• **SET TASK**: Copy the records below exactly as they appear.

• **MATERIAL SHOWN**:
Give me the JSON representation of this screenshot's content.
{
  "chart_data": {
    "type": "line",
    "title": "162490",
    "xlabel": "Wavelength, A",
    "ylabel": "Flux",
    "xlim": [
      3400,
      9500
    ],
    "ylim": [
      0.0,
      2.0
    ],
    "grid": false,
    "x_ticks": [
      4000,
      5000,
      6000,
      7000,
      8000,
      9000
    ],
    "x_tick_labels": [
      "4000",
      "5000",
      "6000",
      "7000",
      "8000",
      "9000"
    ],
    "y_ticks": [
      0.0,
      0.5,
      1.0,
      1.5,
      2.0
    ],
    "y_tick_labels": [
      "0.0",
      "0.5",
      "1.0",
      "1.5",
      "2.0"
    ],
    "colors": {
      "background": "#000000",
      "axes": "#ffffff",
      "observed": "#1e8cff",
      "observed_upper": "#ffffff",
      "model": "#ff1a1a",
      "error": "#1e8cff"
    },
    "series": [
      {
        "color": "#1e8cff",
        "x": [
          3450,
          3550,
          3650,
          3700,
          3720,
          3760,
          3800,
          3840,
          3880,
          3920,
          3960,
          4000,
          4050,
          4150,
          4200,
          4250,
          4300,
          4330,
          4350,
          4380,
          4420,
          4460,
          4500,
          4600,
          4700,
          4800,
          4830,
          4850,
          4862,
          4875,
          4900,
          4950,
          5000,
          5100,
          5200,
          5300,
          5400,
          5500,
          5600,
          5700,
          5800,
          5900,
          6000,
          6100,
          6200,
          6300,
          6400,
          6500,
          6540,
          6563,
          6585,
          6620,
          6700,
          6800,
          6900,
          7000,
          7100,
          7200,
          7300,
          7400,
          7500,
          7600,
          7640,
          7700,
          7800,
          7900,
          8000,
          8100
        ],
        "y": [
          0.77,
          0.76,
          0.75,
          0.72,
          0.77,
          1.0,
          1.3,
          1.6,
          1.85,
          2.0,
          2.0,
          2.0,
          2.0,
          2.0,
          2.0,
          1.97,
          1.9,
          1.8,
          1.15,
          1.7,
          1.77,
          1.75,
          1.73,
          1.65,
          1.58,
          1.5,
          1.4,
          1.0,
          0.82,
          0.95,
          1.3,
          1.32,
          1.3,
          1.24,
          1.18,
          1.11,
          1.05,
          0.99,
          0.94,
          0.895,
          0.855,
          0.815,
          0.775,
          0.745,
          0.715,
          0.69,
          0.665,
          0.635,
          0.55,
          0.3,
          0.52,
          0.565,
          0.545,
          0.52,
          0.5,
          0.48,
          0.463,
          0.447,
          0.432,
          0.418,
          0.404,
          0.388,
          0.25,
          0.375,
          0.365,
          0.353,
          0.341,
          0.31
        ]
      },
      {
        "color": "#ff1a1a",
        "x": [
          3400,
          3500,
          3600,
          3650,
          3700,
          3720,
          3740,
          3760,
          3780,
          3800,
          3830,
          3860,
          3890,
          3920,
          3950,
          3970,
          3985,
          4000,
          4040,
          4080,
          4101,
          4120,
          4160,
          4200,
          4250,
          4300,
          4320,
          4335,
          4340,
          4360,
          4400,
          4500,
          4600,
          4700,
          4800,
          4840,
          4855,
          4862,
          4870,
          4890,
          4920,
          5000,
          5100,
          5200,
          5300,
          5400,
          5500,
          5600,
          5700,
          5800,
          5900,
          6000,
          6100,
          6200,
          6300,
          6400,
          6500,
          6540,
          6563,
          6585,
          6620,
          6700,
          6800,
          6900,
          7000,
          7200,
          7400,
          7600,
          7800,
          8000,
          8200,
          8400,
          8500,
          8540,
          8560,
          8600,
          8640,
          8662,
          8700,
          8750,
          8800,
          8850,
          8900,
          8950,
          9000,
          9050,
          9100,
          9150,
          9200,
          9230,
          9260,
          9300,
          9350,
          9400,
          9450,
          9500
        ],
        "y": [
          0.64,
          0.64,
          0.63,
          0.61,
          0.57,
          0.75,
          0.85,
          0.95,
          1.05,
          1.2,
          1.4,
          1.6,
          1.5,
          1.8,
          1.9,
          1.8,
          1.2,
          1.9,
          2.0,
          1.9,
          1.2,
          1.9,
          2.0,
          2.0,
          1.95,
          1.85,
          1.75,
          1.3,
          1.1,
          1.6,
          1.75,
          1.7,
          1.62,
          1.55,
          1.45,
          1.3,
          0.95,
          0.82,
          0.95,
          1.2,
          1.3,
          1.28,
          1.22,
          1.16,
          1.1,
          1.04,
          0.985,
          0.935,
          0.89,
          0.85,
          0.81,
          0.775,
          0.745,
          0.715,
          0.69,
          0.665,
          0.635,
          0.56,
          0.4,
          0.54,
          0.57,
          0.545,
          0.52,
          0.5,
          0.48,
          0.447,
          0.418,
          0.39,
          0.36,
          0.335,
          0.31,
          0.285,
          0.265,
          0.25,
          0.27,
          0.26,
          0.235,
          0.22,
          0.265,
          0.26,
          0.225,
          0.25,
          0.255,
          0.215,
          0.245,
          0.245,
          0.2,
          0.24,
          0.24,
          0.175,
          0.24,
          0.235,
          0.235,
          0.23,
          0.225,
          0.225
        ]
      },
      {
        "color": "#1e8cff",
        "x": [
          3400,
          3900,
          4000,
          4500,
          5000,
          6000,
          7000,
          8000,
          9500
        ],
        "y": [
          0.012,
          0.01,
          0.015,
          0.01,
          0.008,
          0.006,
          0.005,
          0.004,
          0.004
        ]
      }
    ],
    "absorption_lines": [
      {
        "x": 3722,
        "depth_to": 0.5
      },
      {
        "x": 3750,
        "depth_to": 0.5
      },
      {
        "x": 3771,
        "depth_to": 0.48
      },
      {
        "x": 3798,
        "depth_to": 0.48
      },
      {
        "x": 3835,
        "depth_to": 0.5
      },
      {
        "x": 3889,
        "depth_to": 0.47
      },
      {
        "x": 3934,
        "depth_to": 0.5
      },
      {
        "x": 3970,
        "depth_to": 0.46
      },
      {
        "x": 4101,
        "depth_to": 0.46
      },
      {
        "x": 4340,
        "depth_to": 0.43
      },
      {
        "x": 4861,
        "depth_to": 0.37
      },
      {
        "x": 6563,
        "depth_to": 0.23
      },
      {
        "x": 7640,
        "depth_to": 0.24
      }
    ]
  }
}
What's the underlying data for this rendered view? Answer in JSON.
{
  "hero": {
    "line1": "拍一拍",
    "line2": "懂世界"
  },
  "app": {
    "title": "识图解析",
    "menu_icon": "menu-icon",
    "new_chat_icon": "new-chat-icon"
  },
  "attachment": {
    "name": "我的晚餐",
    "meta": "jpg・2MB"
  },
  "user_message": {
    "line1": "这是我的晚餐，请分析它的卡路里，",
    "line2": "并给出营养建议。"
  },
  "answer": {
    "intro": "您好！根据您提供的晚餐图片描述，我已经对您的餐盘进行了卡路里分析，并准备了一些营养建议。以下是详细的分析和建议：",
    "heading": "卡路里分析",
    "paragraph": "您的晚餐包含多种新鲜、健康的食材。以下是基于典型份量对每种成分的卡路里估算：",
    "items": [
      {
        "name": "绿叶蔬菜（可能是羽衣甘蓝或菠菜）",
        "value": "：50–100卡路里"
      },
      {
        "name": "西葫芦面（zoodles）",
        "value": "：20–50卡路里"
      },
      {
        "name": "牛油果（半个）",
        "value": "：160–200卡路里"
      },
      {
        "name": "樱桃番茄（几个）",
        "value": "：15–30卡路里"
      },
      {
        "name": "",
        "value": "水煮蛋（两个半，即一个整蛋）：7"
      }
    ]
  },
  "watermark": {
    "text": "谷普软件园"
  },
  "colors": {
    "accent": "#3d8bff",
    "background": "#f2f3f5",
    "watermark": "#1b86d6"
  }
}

• **CORRECT OUTPUT**:
Give me the JSON representation of this screenshot's content.
{
  "chart_data": {
    "type": "line",
    "title": "162490",
    "xlabel": "Wavelength, A",
    "ylabel": "Flux",
    "xlim": [
      3400,
      9500
    ],
    "ylim": [
      0.0,
      2.0
    ],
    "grid": false,
    "x_ticks": [
      4000,
      5000,
      6000,
      7000,
      8000,
      9000
    ],
    "x_tick_labels": [
      "4000",
      "5000",
      "6000",
      "7000",
      "8000",
      "9000"
    ],
    "y_ticks": [
      0.0,
      0.5,
      1.0,
      1.5,
      2.0
    ],
    "y_tick_labels": [
      "0.0",
      "0.5",
      "1.0",
      "1.5",
      "2.0"
    ],
    "colors": {
      "background": "#000000",
      "axes": "#ffffff",
      "observed": "#1e8cff",
      "observed_upper": "#ffffff",
      "model": "#ff1a1a",
      "error": "#1e8cff"
    },
    "series": [
      {
        "color": "#1e8cff",
        "x": [
          3450,
          3550,
          3650,
          3700,
          3720,
          3760,
          3800,
          3840,
          3880,
          3920,
          3960,
          4000,
          4050,
          4150,
          4200,
          4250,
          4300,
          4330,
          4350,
          4380,
          4420,
          4460,
          4500,
          4600,
          4700,
          4800,
          4830,
          4850,
          4862,
          4875,
          4900,
          4950,
          5000,
          5100,
          5200,
          5300,
          5400,
          5500,
          5600,
          5700,
          5800,
          5900,
          6000,
          6100,
          6200,
          6300,
          6400,
          6500,
          6540,
          6563,
          6585,
          6620,
          6700,
          6800,
          6900,
          7000,
          7100,
          7200,
          7300,
          7400,
          7500,
          7600,
          7640,
          7700,
          7800,
          7900,
          8000,
          8100
        ],
        "y": [
          0.77,
          0.76,
          0.75,
          0.72,
          0.77,
          1.0,
          1.3,
          1.6,
          1.85,
          2.0,
          2.0,
          2.0,
          2.0,
          2.0,
          2.0,
          1.97,
          1.9,
          1.8,
          1.15,
          1.7,
          1.77,
          1.75,
          1.73,
          1.65,
          1.58,
          1.5,
          1.4,
          1.0,
          0.82,
          0.95,
          1.3,
          1.32,
          1.3,
          1.24,
          1.18,
          1.11,
          1.05,
          0.99,
          0.94,
          0.895,
          0.855,
          0.815,
          0.775,
          0.745,
          0.715,
          0.69,
          0.665,
          0.635,
          0.55,
          0.3,
          0.52,
          0.565,
          0.545,
          0.52,
          0.5,
          0.48,
          0.463,
          0.447,
          0.432,
          0.418,
          0.404,
          0.388,
          0.25,
          0.375,
          0.365,
          0.353,
          0.341,
          0.31
        ]
      },
      {
        "color": "#ff1a1a",
        "x": [
          3400,
          3500,
          3600,
          3650,
          3700,
          3720,
          3740,
          3760,
          3780,
          3800,
          3830,
          3860,
          3890,
          3920,
          3950,
          3970,
          3985,
          4000,
          4040,
          4080,
          4101,
          4120,
          4160,
          4200,
          4250,
          4300,
          4320,
          4335,
          4340,
          4360,
          4400,
          4500,
          4600,
          4700,
          4800,
          4840,
          4855,
          4862,
          4870,
          4890,
          4920,
          5000,
          5100,
          5200,
          5300,
          5400,
          5500,
          5600,
          5700,
          5800,
          5900,
          6000,
          6100,
          6200,
          6300,
          6400,
          6500,
          6540,
          6563,
          6585,
          6620,
          6700,
          6800,
          6900,
          7000,
          7200,
          7400,
          7600,
          7800,
          8000,
          8200,
          8400,
          8500,
          8540,
          8560,
          8600,
          8640,
          8662,
          8700,
          8750,
          8800,
          8850,
          8900,
          8950,
          9000,
          9050,
          9100,
          9150,
          9200,
          9230,
          9260,
          9300,
          9350,
          9400,
          9450,
          9500
        ],
        "y": [
          0.64,
          0.64,
          0.63,
          0.61,
          0.57,
          0.75,
          0.85,
          0.95,
          1.05,
          1.2,
          1.4,
          1.6,
          1.5,
          1.8,
          1.9,
          1.8,
          1.2,
          1.9,
          2.0,
          1.9,
          1.2,
          1.9,
          2.0,
          2.0,
          1.95,
          1.85,
          1.75,
          1.3,
          1.1,
          1.6,
          1.75,
          1.7,
          1.62,
          1.55,
          1.45,
          1.3,
          0.95,
          0.82,
          0.95,
          1.2,
          1.3,
          1.28,
          1.22,
          1.16,
          1.1,
          1.04,
          0.985,
          0.935,
          0.89,
          0.85,
          0.81,
          0.775,
          0.745,
          0.715,
          0.69,
          0.665,
          0.635,
          0.56,
          0.4,
          0.54,
          0.57,
          0.545,
          0.52,
          0.5,
          0.48,
          0.447,
          0.418,
          0.39,
          0.36,
          0.335,
          0.31,
          0.285,
          0.265,
          0.25,
          0.27,
          0.26,
          0.235,
          0.22,
          0.265,
          0.26,
          0.225,
          0.25,
          0.255,
          0.215,
          0.245,
          0.245,
          0.2,
          0.24,
          0.24,
          0.175,
          0.24,
          0.235,
          0.235,
          0.23,
          0.225,
          0.225
        ]
      },
      {
        "color": "#1e8cff",
        "x": [
          3400,
          3900,
          4000,
          4500,
          5000,
          6000,
          7000,
          8000,
          9500
        ],
        "y": [
          0.012,
          0.01,
          0.015,
          0.01,
          0.008,
          0.006,
          0.005,
          0.004,
          0.004
        ]
      }
    ],
    "absorption_lines": [
      {
        "x": 3722,
        "depth_to": 0.5
      },
      {
        "x": 3750,
        "depth_to": 0.5
      },
      {
        "x": 3771,
        "depth_to": 0.48
      },
      {
        "x": 3798,
        "depth_to": 0.48
      },
      {
        "x": 3835,
        "depth_to": 0.5
      },
      {
        "x": 3889,
        "depth_to": 0.47
      },
      {
        "x": 3934,
        "depth_to": 0.5
      },
      {
        "x": 3970,
        "depth_to": 0.46
      },
      {
        "x": 4101,
        "depth_to": 0.46
      },
      {
        "x": 4340,
        "depth_to": 0.43
      },
      {
        "x": 4861,
        "depth_to": 0.37
      },
      {
        "x": 6563,
        "depth_to": 0.23
      },
      {
        "x": 7640,
        "depth_to": 0.24
      }
    ]
  }
}
What's the underlying data for this rendered view? Answer in JSON.
{
  "hero": {
    "line1": "拍一拍",
    "line2": "懂世界"
  },
  "app": {
    "title": "识图解析",
    "menu_icon": "menu-icon",
    "new_chat_icon": "new-chat-icon"
  },
  "attachment": {
    "name": "我的晚餐",
    "meta": "jpg・2MB"
  },
  "user_message": {
    "line1": "这是我的晚餐，请分析它的卡路里，",
    "line2": "并给出营养建议。"
  },
  "answer": {
    "intro": "您好！根据您提供的晚餐图片描述，我已经对您的餐盘进行了卡路里分析，并准备了一些营养建议。以下是详细的分析和建议：",
    "heading": "卡路里分析",
    "paragraph": "您的晚餐包含多种新鲜、健康的食材。以下是基于典型份量对每种成分的卡路里估算：",
    "items": [
      {
        "name": "绿叶蔬菜（可能是羽衣甘蓝或菠菜）",
        "value": "：50–100卡路里"
      },
      {
        "name": "西葫芦面（zoodles）",
        "value": "：20–50卡路里"
      },
      {
        "name": "牛油果（半个）",
        "value": "：160–200卡路里"
      },
      {
        "name": "樱桃番茄（几个）",
        "value": "：15–30卡路里"
      },
      {
        "name": "",
        "value": "水煮蛋（两个半，即一个整蛋）：7"
      }
    ]
  },
  "watermark": {
    "text": "谷普软件园"
  },
  "colors": {
    "accent": "#3d8bff",
    "background": "#f2f3f5",
    "watermark": "#1b86d6"
  }
}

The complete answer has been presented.